Restate the records below word for word, and omit the images they hold.

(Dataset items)
-- BEGIN --
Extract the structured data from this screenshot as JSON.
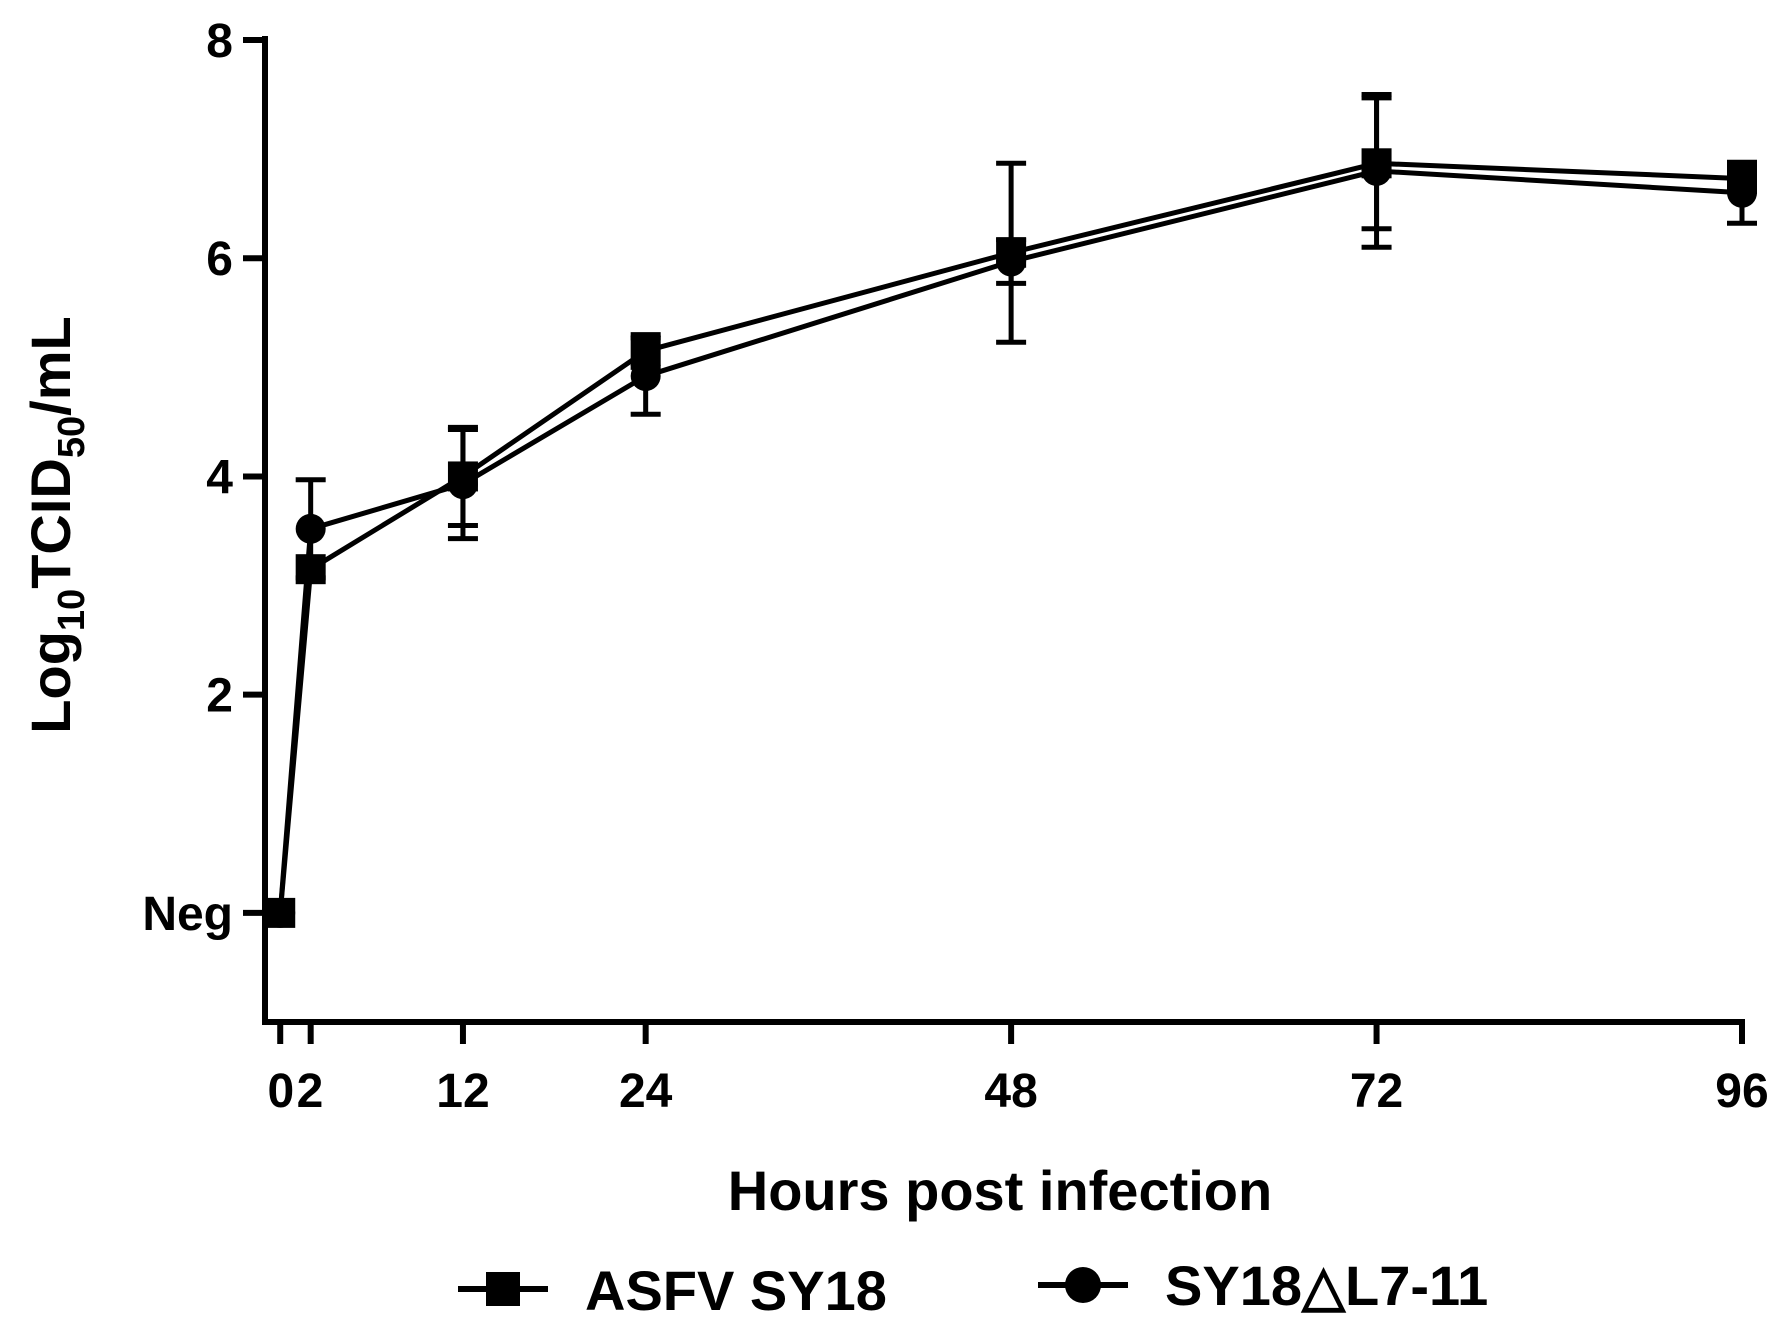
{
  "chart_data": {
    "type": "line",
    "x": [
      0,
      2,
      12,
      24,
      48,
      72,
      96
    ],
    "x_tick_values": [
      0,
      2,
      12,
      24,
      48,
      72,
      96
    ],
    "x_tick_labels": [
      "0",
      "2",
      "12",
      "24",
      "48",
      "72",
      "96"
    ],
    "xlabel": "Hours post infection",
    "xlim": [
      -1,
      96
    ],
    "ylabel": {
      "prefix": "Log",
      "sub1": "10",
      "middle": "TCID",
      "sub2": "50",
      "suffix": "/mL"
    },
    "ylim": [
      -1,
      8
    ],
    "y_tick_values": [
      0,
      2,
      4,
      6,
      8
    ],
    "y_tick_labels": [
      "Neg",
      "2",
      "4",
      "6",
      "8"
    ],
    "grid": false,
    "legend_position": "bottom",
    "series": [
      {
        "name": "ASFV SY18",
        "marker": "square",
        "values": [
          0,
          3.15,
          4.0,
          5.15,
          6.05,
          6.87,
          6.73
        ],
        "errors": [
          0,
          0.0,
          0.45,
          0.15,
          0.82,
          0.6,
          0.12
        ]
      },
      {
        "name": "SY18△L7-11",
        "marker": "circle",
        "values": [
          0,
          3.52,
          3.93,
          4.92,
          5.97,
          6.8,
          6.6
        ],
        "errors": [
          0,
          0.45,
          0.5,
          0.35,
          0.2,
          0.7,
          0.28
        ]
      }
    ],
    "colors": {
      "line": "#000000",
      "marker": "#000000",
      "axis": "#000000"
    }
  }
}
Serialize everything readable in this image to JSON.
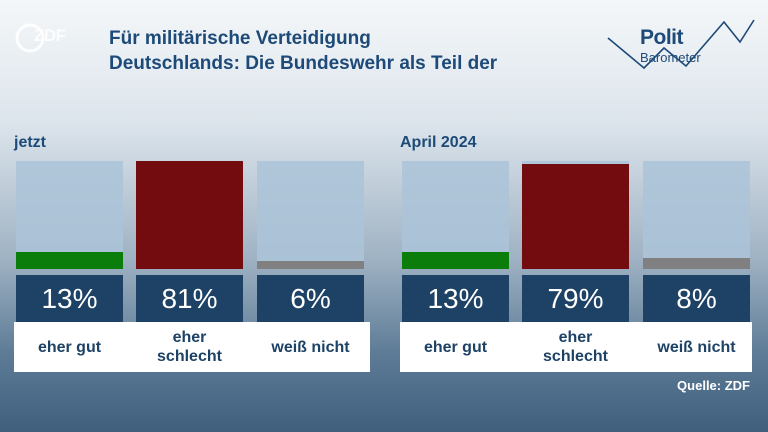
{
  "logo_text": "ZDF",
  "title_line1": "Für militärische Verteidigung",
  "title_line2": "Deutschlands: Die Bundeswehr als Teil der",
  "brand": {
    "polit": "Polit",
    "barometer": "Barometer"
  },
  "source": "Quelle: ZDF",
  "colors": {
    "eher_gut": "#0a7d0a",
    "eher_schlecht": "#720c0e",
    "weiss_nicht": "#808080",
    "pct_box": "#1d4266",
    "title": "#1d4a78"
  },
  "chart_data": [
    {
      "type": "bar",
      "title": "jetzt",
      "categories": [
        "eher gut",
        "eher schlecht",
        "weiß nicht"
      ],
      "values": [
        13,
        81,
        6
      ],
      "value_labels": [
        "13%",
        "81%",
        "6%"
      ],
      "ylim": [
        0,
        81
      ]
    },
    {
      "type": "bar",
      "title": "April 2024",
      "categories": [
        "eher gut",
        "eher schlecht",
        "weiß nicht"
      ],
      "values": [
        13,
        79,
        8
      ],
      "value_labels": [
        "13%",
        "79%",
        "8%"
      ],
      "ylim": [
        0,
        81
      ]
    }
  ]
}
-- END --
Full solution:
Extract the structured data from this screenshot as JSON.
{
  "chart_data": {
    "type": "line",
    "x": [
      0,
      2,
      12,
      24,
      48,
      72,
      96
    ],
    "x_tick_values": [
      0,
      2,
      12,
      24,
      48,
      72,
      96
    ],
    "x_tick_labels": [
      "0",
      "2",
      "12",
      "24",
      "48",
      "72",
      "96"
    ],
    "xlabel": "Hours post infection",
    "xlim": [
      -1,
      96
    ],
    "ylabel": {
      "prefix": "Log",
      "sub1": "10",
      "middle": "TCID",
      "sub2": "50",
      "suffix": "/mL"
    },
    "ylim": [
      -1,
      8
    ],
    "y_tick_values": [
      0,
      2,
      4,
      6,
      8
    ],
    "y_tick_labels": [
      "Neg",
      "2",
      "4",
      "6",
      "8"
    ],
    "grid": false,
    "legend_position": "bottom",
    "series": [
      {
        "name": "ASFV SY18",
        "marker": "square",
        "values": [
          0,
          3.15,
          4.0,
          5.15,
          6.05,
          6.87,
          6.73
        ],
        "errors": [
          0,
          0.0,
          0.45,
          0.15,
          0.82,
          0.6,
          0.12
        ]
      },
      {
        "name": "SY18△L7-11",
        "marker": "circle",
        "values": [
          0,
          3.52,
          3.93,
          4.92,
          5.97,
          6.8,
          6.6
        ],
        "errors": [
          0,
          0.45,
          0.5,
          0.35,
          0.2,
          0.7,
          0.28
        ]
      }
    ],
    "colors": {
      "line": "#000000",
      "marker": "#000000",
      "axis": "#000000"
    }
  }
}
Serialize everything readable in this image to JSON.
{
  "logo_text": "ZDF",
  "title_line1": "Für militärische Verteidigung",
  "title_line2": "Deutschlands: Die Bundeswehr als Teil der",
  "brand": {
    "polit": "Polit",
    "barometer": "Barometer"
  },
  "source": "Quelle: ZDF",
  "colors": {
    "eher_gut": "#0a7d0a",
    "eher_schlecht": "#720c0e",
    "weiss_nicht": "#808080",
    "pct_box": "#1d4266",
    "title": "#1d4a78"
  },
  "chart_data": [
    {
      "type": "bar",
      "title": "jetzt",
      "categories": [
        "eher gut",
        "eher schlecht",
        "weiß nicht"
      ],
      "values": [
        13,
        81,
        6
      ],
      "value_labels": [
        "13%",
        "81%",
        "6%"
      ],
      "ylim": [
        0,
        81
      ]
    },
    {
      "type": "bar",
      "title": "April 2024",
      "categories": [
        "eher gut",
        "eher schlecht",
        "weiß nicht"
      ],
      "values": [
        13,
        79,
        8
      ],
      "value_labels": [
        "13%",
        "79%",
        "8%"
      ],
      "ylim": [
        0,
        81
      ]
    }
  ]
}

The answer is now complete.